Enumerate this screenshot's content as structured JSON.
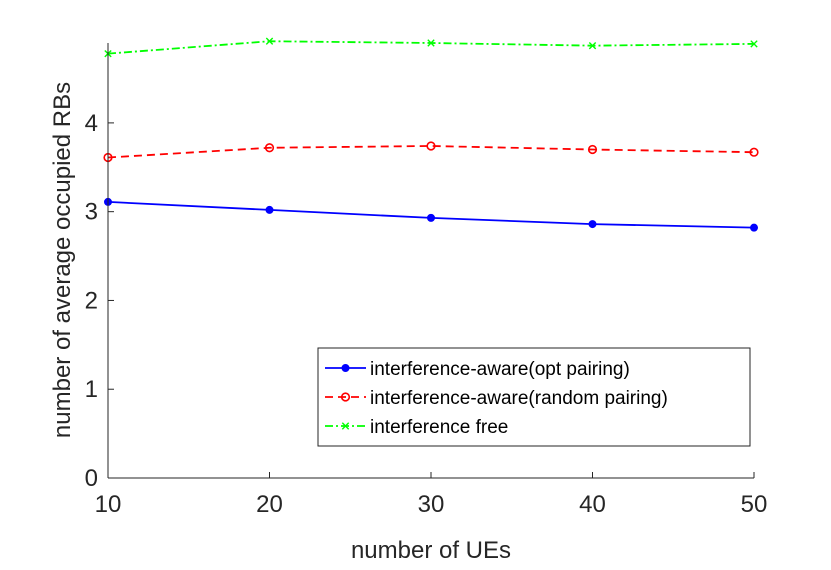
{
  "chart_data": {
    "type": "line",
    "title": "",
    "xlabel": "number of UEs",
    "ylabel": "number of average occupied RBs",
    "xlim": [
      10,
      50
    ],
    "ylim": [
      0,
      4.9
    ],
    "x_ticks": [
      10,
      20,
      30,
      40,
      50
    ],
    "y_ticks": [
      0,
      1,
      2,
      3,
      4
    ],
    "grid": false,
    "legend_position": "bottom-right",
    "x": [
      10,
      20,
      30,
      40,
      50
    ],
    "series": [
      {
        "name": "interference-aware(opt pairing)",
        "values": [
          3.11,
          3.02,
          2.93,
          2.86,
          2.82
        ],
        "color": "#0000ff",
        "line_style": "solid",
        "marker": "dot"
      },
      {
        "name": "interference-aware(random pairing)",
        "values": [
          3.61,
          3.72,
          3.74,
          3.7,
          3.67
        ],
        "color": "#ff0000",
        "line_style": "dashed",
        "marker": "circle"
      },
      {
        "name": "interference free",
        "values": [
          4.78,
          4.92,
          4.9,
          4.87,
          4.89
        ],
        "color": "#00ff00",
        "line_style": "dashdot",
        "marker": "x"
      }
    ]
  }
}
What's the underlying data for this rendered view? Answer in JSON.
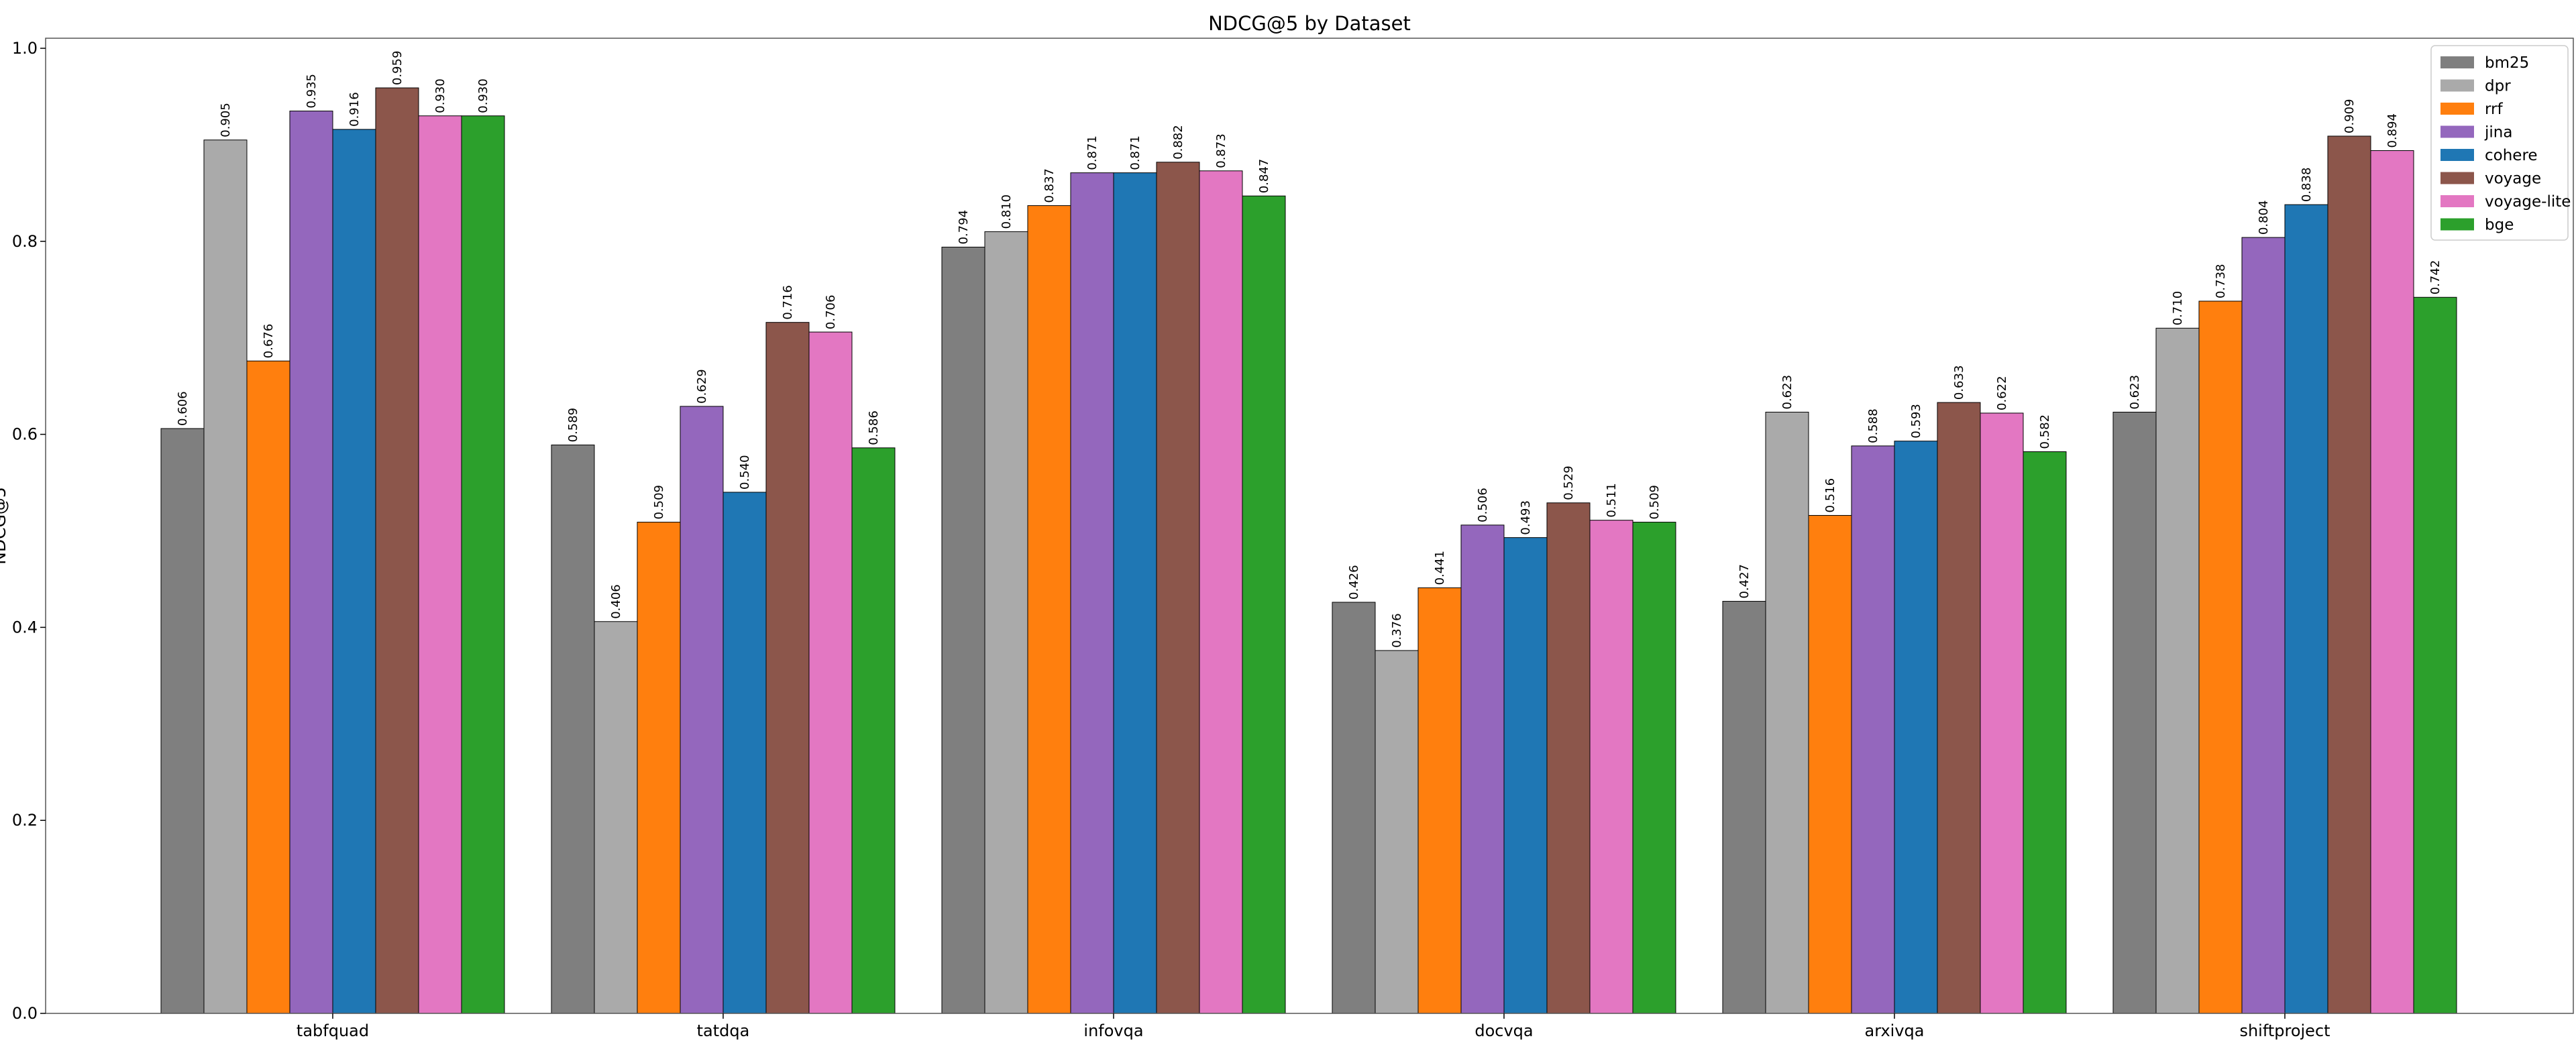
{
  "chart_data": {
    "type": "bar",
    "title": "NDCG@5 by Dataset",
    "ylabel": "NDCG@5",
    "xlabel": "",
    "ylim": [
      0,
      1.0
    ],
    "yticks": [
      "0.0",
      "0.2",
      "0.4",
      "0.6",
      "0.8",
      "1.0"
    ],
    "grid": false,
    "legend_position": "top-right",
    "categories": [
      "tabfquad",
      "tatdqa",
      "infovqa",
      "docvqa",
      "arxivqa",
      "shiftproject"
    ],
    "series": [
      {
        "name": "bm25",
        "color": "#7f7f7f",
        "values": [
          0.606,
          0.589,
          0.794,
          0.426,
          0.427,
          0.623
        ],
        "labels": [
          "0.606",
          "0.589",
          "0.794",
          "0.426",
          "0.427",
          "0.623"
        ]
      },
      {
        "name": "dpr",
        "color": "#aaaaaa",
        "values": [
          0.905,
          0.406,
          0.81,
          0.376,
          0.623,
          0.71
        ],
        "labels": [
          "0.905",
          "0.406",
          "0.810",
          "0.376",
          "0.623",
          "0.710"
        ]
      },
      {
        "name": "rrf",
        "color": "#ff7f0e",
        "values": [
          0.676,
          0.509,
          0.837,
          0.441,
          0.516,
          0.738
        ],
        "labels": [
          "0.676",
          "0.509",
          "0.837",
          "0.441",
          "0.516",
          "0.738"
        ]
      },
      {
        "name": "jina",
        "color": "#9467bd",
        "values": [
          0.935,
          0.629,
          0.871,
          0.506,
          0.588,
          0.804
        ],
        "labels": [
          "0.935",
          "0.629",
          "0.871",
          "0.506",
          "0.588",
          "0.804"
        ]
      },
      {
        "name": "cohere",
        "color": "#1f77b4",
        "values": [
          0.916,
          0.54,
          0.871,
          0.493,
          0.593,
          0.838
        ],
        "labels": [
          "0.916",
          "0.540",
          "0.871",
          "0.493",
          "0.593",
          "0.838"
        ]
      },
      {
        "name": "voyage",
        "color": "#8c564b",
        "values": [
          0.959,
          0.716,
          0.882,
          0.529,
          0.633,
          0.909
        ],
        "labels": [
          "0.959",
          "0.716",
          "0.882",
          "0.529",
          "0.633",
          "0.909"
        ]
      },
      {
        "name": "voyage-lite",
        "color": "#e377c2",
        "values": [
          0.93,
          0.706,
          0.873,
          0.511,
          0.622,
          0.894
        ],
        "labels": [
          "0.930",
          "0.706",
          "0.873",
          "0.511",
          "0.622",
          "0.894"
        ]
      },
      {
        "name": "bge",
        "color": "#2ca02c",
        "values": [
          0.93,
          0.586,
          0.847,
          0.509,
          0.582,
          0.742
        ],
        "labels": [
          "0.930",
          "0.586",
          "0.847",
          "0.509",
          "0.582",
          "0.742"
        ]
      }
    ]
  }
}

▬▬▬

-- GIVEN TASK --
Without including the pictures, return each record above exactly as it stands.

-- SOLUTION TO THE PROBLEM --
Enumerate this screenshot's content as structured JSON.
{
  "chart_data": {
    "type": "line",
    "title": "",
    "xlabel": "number of UEs",
    "ylabel": "number of average occupied RBs",
    "xlim": [
      10,
      50
    ],
    "ylim": [
      0,
      4.9
    ],
    "x_ticks": [
      10,
      20,
      30,
      40,
      50
    ],
    "y_ticks": [
      0,
      1,
      2,
      3,
      4
    ],
    "grid": false,
    "legend_position": "bottom-right",
    "x": [
      10,
      20,
      30,
      40,
      50
    ],
    "series": [
      {
        "name": "interference-aware(opt pairing)",
        "values": [
          3.11,
          3.02,
          2.93,
          2.86,
          2.82
        ],
        "color": "#0000ff",
        "line_style": "solid",
        "marker": "dot"
      },
      {
        "name": "interference-aware(random pairing)",
        "values": [
          3.61,
          3.72,
          3.74,
          3.7,
          3.67
        ],
        "color": "#ff0000",
        "line_style": "dashed",
        "marker": "circle"
      },
      {
        "name": "interference free",
        "values": [
          4.78,
          4.92,
          4.9,
          4.87,
          4.89
        ],
        "color": "#00ff00",
        "line_style": "dashdot",
        "marker": "x"
      }
    ]
  }
}
What's the underlying data for this rendered view? Answer in JSON.
{
  "chart_data": {
    "type": "bar",
    "title": "NDCG@5 by Dataset",
    "ylabel": "NDCG@5",
    "xlabel": "",
    "ylim": [
      0,
      1.0
    ],
    "yticks": [
      "0.0",
      "0.2",
      "0.4",
      "0.6",
      "0.8",
      "1.0"
    ],
    "grid": false,
    "legend_position": "top-right",
    "categories": [
      "tabfquad",
      "tatdqa",
      "infovqa",
      "docvqa",
      "arxivqa",
      "shiftproject"
    ],
    "series": [
      {
        "name": "bm25",
        "color": "#7f7f7f",
        "values": [
          0.606,
          0.589,
          0.794,
          0.426,
          0.427,
          0.623
        ],
        "labels": [
          "0.606",
          "0.589",
          "0.794",
          "0.426",
          "0.427",
          "0.623"
        ]
      },
      {
        "name": "dpr",
        "color": "#aaaaaa",
        "values": [
          0.905,
          0.406,
          0.81,
          0.376,
          0.623,
          0.71
        ],
        "labels": [
          "0.905",
          "0.406",
          "0.810",
          "0.376",
          "0.623",
          "0.710"
        ]
      },
      {
        "name": "rrf",
        "color": "#ff7f0e",
        "values": [
          0.676,
          0.509,
          0.837,
          0.441,
          0.516,
          0.738
        ],
        "labels": [
          "0.676",
          "0.509",
          "0.837",
          "0.441",
          "0.516",
          "0.738"
        ]
      },
      {
        "name": "jina",
        "color": "#9467bd",
        "values": [
          0.935,
          0.629,
          0.871,
          0.506,
          0.588,
          0.804
        ],
        "labels": [
          "0.935",
          "0.629",
          "0.871",
          "0.506",
          "0.588",
          "0.804"
        ]
      },
      {
        "name": "cohere",
        "color": "#1f77b4",
        "values": [
          0.916,
          0.54,
          0.871,
          0.493,
          0.593,
          0.838
        ],
        "labels": [
          "0.916",
          "0.540",
          "0.871",
          "0.493",
          "0.593",
          "0.838"
        ]
      },
      {
        "name": "voyage",
        "color": "#8c564b",
        "values": [
          0.959,
          0.716,
          0.882,
          0.529,
          0.633,
          0.909
        ],
        "labels": [
          "0.959",
          "0.716",
          "0.882",
          "0.529",
          "0.633",
          "0.909"
        ]
      },
      {
        "name": "voyage-lite",
        "color": "#e377c2",
        "values": [
          0.93,
          0.706,
          0.873,
          0.511,
          0.622,
          0.894
        ],
        "labels": [
          "0.930",
          "0.706",
          "0.873",
          "0.511",
          "0.622",
          "0.894"
        ]
      },
      {
        "name": "bge",
        "color": "#2ca02c",
        "values": [
          0.93,
          0.586,
          0.847,
          0.509,
          0.582,
          0.742
        ],
        "labels": [
          "0.930",
          "0.586",
          "0.847",
          "0.509",
          "0.582",
          "0.742"
        ]
      }
    ]
  }
}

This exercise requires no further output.